→ **Extracted data**:
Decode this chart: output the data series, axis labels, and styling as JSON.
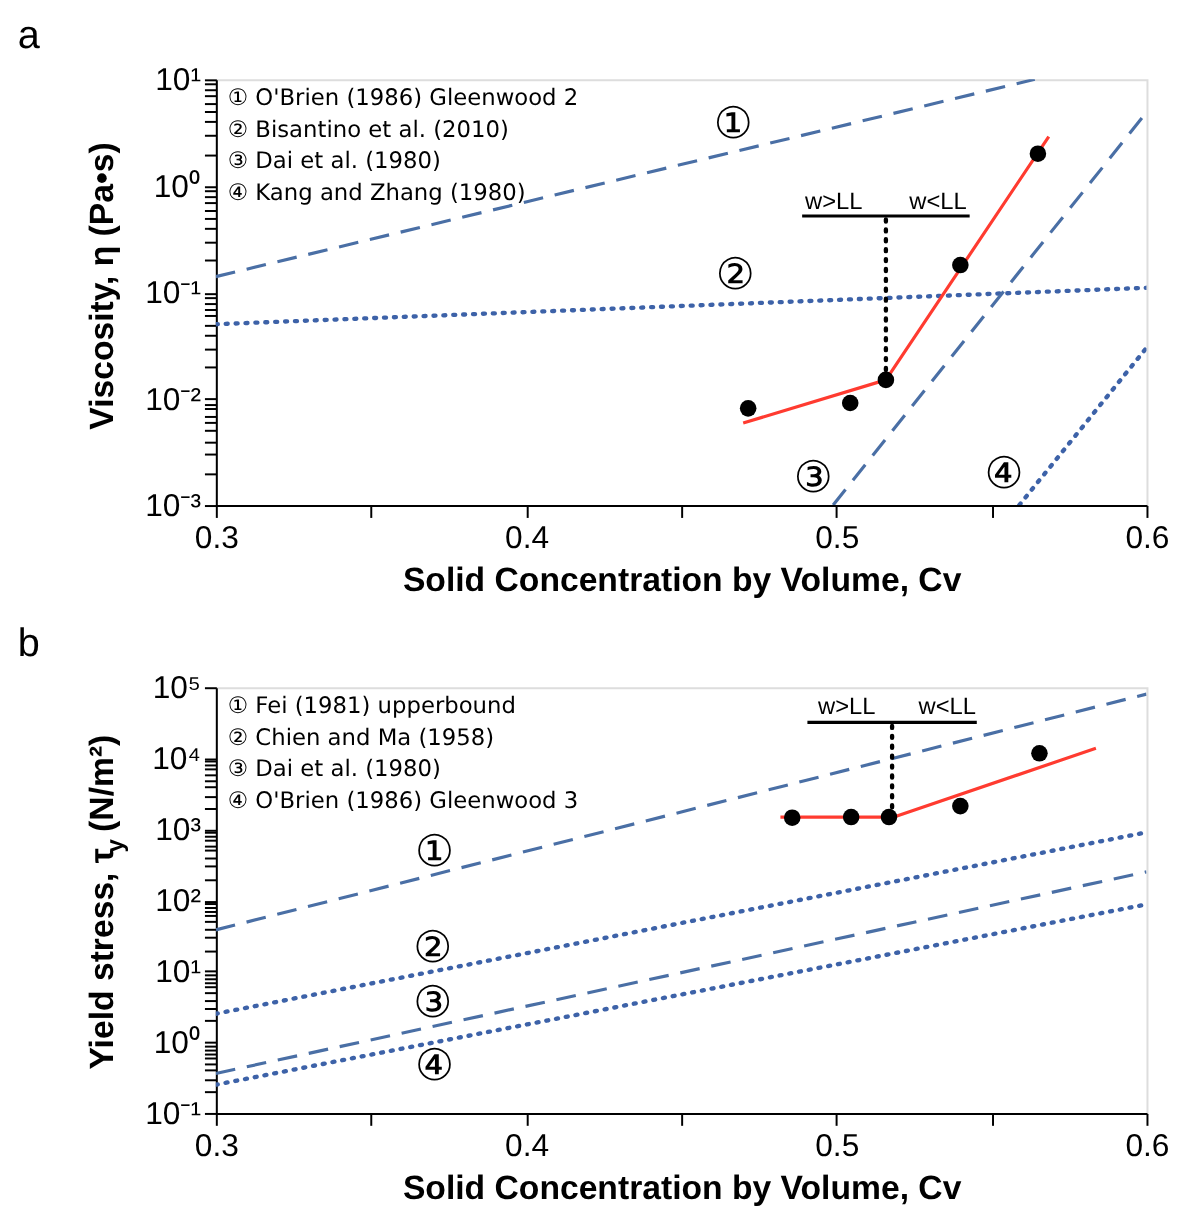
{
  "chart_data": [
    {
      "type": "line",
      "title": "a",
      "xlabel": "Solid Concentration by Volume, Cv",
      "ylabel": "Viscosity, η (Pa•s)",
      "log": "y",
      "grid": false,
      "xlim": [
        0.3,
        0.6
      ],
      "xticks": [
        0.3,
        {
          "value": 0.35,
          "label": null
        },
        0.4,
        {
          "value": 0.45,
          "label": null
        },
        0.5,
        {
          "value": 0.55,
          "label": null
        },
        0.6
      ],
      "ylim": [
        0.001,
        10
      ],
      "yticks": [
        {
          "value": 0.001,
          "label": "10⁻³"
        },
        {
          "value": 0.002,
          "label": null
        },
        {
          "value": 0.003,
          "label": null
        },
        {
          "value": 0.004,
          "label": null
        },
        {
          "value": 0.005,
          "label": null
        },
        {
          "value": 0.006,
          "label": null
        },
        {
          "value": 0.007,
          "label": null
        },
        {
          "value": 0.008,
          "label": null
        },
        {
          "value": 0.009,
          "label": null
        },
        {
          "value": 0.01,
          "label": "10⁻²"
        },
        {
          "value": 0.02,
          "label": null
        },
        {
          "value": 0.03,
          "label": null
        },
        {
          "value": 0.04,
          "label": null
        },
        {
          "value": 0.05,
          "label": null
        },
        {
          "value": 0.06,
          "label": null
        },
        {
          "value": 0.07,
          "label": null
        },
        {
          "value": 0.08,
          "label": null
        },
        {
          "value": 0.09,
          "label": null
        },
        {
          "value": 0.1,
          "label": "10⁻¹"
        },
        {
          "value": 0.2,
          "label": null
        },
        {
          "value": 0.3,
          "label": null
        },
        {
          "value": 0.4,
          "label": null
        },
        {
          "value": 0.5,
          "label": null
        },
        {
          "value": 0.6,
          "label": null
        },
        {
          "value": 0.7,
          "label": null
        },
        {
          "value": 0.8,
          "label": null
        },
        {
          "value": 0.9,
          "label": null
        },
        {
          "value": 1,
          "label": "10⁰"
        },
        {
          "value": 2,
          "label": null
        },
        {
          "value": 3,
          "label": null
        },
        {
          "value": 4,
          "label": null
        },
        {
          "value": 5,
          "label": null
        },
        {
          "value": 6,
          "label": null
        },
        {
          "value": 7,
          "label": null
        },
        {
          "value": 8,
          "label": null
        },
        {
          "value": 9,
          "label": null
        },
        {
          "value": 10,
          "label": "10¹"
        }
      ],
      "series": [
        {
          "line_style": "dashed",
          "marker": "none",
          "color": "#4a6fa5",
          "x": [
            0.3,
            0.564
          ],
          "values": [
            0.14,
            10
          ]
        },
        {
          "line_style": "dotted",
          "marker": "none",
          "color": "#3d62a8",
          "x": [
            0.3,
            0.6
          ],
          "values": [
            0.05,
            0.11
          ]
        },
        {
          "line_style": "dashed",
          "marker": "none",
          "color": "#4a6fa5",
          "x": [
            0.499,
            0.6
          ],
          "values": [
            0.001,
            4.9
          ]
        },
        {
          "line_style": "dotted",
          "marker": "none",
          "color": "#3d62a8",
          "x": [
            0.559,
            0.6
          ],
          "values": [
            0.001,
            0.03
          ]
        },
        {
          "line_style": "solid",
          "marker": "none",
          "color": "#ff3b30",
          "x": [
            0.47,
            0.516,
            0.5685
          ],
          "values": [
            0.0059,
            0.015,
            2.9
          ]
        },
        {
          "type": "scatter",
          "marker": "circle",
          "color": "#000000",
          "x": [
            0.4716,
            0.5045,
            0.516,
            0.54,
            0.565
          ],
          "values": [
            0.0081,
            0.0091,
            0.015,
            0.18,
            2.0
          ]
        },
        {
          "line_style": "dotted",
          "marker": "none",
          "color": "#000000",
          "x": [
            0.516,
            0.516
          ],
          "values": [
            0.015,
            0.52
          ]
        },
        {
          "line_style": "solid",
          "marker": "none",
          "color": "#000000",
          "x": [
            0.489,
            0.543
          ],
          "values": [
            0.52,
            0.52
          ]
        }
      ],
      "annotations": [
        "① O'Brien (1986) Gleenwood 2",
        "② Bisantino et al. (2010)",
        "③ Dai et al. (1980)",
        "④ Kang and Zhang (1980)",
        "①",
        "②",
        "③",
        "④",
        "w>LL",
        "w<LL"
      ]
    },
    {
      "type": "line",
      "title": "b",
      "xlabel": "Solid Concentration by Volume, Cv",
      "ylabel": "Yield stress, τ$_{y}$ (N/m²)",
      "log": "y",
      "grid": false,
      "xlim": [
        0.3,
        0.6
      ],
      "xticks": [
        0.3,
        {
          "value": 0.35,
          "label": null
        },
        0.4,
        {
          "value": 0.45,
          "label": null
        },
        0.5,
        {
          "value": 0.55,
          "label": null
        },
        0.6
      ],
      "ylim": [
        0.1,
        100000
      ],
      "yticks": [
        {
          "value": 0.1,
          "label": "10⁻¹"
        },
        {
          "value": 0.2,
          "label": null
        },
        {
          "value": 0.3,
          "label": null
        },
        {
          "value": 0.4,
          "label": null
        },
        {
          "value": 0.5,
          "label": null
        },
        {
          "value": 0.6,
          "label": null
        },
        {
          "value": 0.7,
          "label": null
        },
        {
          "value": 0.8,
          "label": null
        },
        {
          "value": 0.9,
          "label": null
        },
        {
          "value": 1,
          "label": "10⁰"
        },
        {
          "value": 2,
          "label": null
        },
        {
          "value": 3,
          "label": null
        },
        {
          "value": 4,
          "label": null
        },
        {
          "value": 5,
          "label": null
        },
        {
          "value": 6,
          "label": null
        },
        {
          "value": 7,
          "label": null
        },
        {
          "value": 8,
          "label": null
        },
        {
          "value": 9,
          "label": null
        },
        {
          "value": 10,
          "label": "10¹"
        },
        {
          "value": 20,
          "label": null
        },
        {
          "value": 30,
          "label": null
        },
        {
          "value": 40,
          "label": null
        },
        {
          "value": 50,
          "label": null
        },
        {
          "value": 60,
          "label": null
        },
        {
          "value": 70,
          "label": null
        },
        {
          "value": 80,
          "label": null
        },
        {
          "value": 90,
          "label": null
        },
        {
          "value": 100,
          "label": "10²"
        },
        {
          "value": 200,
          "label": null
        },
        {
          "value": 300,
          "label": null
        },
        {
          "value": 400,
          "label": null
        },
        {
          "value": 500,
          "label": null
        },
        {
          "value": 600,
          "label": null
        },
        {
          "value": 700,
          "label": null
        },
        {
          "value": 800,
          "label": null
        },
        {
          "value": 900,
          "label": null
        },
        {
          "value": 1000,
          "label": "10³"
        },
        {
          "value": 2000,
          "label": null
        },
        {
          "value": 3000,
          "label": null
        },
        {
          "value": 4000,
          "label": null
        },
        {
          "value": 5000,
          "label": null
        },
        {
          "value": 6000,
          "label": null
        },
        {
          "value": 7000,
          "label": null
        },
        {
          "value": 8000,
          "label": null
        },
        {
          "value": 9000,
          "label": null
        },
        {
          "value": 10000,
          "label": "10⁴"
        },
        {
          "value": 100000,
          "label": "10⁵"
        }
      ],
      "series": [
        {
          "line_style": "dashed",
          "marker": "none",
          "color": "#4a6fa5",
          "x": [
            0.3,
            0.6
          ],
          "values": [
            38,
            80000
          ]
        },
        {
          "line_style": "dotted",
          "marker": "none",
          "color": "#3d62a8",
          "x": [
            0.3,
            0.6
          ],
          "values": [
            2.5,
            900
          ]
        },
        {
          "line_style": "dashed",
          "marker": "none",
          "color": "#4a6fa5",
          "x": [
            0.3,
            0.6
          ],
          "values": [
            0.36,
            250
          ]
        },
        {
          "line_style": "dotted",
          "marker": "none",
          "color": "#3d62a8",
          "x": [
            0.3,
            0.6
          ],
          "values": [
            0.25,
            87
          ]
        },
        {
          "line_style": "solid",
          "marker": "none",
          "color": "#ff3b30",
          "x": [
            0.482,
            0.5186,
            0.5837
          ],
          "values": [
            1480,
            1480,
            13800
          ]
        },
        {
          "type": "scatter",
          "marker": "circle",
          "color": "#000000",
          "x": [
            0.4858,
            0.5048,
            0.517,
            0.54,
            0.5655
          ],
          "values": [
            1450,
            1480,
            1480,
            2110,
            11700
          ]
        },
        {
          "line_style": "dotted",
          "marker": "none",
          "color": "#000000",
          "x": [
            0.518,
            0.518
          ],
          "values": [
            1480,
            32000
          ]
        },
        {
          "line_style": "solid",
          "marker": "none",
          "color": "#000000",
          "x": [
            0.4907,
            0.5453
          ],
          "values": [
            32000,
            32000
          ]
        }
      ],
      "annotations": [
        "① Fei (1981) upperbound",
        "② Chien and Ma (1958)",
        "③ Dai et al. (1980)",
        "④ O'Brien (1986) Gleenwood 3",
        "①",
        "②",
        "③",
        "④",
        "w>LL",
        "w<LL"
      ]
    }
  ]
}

...

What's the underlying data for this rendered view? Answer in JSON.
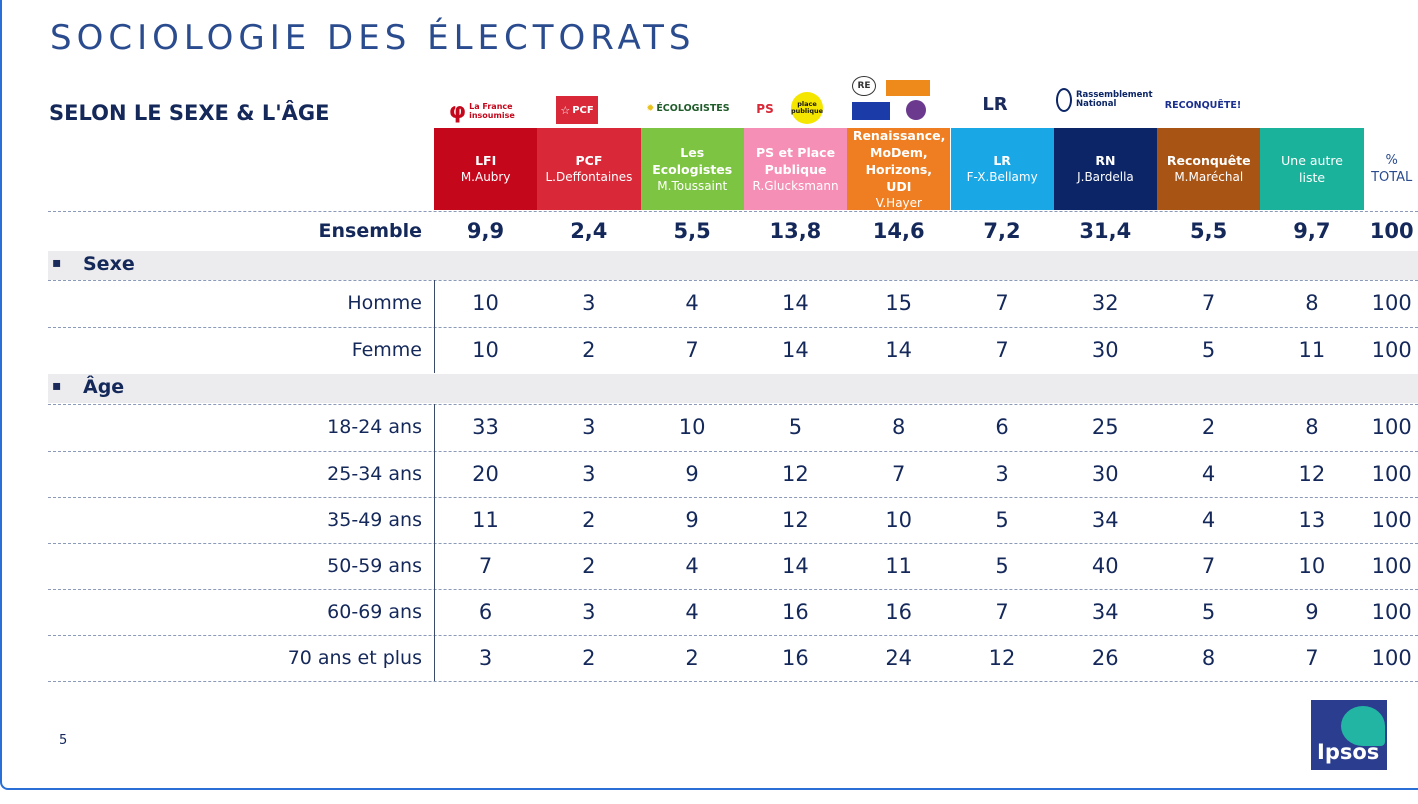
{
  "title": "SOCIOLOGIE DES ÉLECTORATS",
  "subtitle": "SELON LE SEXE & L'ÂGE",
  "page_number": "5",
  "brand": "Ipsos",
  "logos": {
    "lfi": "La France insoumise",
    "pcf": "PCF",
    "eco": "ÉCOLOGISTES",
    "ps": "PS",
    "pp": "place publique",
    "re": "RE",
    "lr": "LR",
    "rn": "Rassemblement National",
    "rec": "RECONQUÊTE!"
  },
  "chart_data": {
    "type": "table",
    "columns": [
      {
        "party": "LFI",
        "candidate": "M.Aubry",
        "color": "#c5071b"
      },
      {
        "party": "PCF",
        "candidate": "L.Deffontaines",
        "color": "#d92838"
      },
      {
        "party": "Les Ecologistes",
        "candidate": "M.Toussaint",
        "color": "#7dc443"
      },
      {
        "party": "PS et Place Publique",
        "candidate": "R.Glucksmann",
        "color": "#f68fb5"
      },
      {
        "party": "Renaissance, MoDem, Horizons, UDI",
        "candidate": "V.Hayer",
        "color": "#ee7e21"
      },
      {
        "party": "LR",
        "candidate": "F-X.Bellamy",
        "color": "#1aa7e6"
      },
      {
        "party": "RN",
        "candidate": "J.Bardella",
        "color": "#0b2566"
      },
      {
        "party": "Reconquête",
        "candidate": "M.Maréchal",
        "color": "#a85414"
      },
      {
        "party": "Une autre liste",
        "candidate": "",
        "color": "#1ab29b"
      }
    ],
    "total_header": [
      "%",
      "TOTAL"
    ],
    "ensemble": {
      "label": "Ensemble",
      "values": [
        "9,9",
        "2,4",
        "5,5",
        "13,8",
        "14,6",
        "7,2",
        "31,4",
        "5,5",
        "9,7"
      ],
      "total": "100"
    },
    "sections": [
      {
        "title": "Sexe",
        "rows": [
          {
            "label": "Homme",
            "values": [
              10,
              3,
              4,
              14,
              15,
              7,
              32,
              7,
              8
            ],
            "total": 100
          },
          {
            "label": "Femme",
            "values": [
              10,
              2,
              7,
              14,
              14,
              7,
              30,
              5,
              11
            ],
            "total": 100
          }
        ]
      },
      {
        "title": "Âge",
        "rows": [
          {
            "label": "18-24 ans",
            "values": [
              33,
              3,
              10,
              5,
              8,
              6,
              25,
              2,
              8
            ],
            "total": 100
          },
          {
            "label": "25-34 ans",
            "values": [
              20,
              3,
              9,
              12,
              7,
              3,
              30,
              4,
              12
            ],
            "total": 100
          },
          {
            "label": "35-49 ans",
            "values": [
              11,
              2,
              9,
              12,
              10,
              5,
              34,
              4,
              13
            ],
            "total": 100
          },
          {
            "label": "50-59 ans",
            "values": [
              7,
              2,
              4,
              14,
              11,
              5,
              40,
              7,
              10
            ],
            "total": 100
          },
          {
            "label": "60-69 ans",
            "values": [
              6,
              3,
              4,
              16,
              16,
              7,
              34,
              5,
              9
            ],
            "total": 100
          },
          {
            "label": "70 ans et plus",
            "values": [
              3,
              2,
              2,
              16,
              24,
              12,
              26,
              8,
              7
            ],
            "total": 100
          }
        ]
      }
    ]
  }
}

---

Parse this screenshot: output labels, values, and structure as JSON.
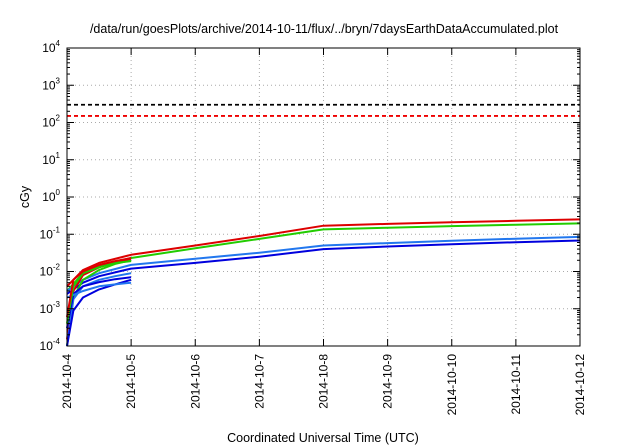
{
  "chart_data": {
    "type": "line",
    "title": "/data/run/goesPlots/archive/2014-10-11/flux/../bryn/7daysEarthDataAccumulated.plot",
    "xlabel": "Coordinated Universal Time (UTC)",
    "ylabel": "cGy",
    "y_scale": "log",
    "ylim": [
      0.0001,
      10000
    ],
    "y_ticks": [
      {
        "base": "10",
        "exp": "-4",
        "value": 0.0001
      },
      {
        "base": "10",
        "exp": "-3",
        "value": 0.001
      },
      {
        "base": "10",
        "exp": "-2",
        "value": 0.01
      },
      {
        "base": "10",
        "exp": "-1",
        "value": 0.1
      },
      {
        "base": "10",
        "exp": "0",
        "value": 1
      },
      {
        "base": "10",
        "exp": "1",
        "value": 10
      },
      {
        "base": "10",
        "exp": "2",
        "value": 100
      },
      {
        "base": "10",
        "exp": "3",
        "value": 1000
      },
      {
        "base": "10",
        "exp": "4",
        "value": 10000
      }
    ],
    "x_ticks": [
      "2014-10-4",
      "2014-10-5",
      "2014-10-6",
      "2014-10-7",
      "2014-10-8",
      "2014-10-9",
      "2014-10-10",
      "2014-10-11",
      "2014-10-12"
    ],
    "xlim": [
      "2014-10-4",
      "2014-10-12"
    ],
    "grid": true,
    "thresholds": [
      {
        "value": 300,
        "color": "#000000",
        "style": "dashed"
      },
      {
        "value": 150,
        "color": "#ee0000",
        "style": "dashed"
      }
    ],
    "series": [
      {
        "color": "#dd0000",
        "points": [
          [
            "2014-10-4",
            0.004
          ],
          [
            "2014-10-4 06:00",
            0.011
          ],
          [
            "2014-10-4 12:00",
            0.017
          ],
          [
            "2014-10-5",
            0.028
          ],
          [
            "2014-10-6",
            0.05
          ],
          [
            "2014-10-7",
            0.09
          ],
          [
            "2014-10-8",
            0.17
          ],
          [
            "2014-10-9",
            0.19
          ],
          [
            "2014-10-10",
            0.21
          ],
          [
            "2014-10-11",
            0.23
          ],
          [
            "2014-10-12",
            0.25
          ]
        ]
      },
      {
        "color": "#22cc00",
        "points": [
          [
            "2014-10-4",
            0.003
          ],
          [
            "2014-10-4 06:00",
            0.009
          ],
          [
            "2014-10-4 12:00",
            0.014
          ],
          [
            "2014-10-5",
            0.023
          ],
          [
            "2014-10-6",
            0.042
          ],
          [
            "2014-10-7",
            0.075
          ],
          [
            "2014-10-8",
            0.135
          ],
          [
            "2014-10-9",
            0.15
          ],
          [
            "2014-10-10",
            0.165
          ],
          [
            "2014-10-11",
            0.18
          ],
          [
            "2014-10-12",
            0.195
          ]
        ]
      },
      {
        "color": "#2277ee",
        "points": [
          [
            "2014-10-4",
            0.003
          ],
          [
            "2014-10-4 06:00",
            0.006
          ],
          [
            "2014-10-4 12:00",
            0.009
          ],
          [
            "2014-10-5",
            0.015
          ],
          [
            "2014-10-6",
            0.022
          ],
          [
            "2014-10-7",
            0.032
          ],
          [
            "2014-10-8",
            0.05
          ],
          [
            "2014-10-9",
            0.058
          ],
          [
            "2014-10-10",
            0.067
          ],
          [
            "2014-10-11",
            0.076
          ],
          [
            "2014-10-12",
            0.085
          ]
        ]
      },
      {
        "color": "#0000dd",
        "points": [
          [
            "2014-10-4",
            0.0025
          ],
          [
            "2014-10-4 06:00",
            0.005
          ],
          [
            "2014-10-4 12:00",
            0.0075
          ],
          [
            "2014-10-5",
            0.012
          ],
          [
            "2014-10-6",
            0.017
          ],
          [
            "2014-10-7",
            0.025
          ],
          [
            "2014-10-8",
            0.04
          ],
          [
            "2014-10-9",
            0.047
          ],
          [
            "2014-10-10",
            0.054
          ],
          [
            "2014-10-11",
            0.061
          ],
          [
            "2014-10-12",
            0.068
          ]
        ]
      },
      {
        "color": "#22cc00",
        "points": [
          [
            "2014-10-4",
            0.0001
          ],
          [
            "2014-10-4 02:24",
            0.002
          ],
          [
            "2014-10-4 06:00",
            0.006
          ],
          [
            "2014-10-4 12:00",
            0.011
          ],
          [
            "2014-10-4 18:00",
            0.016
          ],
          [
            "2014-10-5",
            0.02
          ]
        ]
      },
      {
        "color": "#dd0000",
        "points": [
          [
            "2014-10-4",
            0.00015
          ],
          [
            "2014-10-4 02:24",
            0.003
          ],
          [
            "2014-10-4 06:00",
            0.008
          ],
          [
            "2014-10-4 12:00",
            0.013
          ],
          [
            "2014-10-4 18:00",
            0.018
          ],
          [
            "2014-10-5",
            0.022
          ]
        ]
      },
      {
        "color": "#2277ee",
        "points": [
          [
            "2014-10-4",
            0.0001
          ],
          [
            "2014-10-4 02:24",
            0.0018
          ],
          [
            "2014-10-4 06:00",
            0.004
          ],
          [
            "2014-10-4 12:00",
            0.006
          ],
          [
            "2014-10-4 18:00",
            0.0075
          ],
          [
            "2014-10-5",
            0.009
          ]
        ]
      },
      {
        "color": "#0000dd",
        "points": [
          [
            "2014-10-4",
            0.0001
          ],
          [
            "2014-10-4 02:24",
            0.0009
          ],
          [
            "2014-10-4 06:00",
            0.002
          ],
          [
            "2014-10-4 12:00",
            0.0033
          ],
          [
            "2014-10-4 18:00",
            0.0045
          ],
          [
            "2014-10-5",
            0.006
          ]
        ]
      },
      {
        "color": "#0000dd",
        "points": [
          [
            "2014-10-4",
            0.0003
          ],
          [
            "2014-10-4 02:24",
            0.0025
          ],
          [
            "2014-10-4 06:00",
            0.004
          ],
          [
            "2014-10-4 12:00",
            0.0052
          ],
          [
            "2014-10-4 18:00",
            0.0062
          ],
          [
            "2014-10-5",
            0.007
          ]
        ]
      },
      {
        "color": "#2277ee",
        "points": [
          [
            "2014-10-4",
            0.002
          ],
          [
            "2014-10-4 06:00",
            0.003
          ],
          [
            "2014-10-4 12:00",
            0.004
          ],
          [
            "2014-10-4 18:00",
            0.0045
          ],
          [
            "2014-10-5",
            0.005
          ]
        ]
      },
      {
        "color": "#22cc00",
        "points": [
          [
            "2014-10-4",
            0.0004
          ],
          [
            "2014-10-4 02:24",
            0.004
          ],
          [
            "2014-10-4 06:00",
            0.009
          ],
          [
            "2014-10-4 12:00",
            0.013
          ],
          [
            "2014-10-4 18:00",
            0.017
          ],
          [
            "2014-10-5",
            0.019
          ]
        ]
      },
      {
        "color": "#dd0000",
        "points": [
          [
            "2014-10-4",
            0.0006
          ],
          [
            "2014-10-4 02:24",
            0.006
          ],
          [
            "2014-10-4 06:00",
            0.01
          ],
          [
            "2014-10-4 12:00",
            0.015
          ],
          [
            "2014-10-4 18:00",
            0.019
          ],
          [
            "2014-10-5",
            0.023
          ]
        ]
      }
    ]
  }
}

→ **Exercise requirements**:
Count the lines of the data that include the string "series", and give only that number.

→ **Answer to this problem**:
4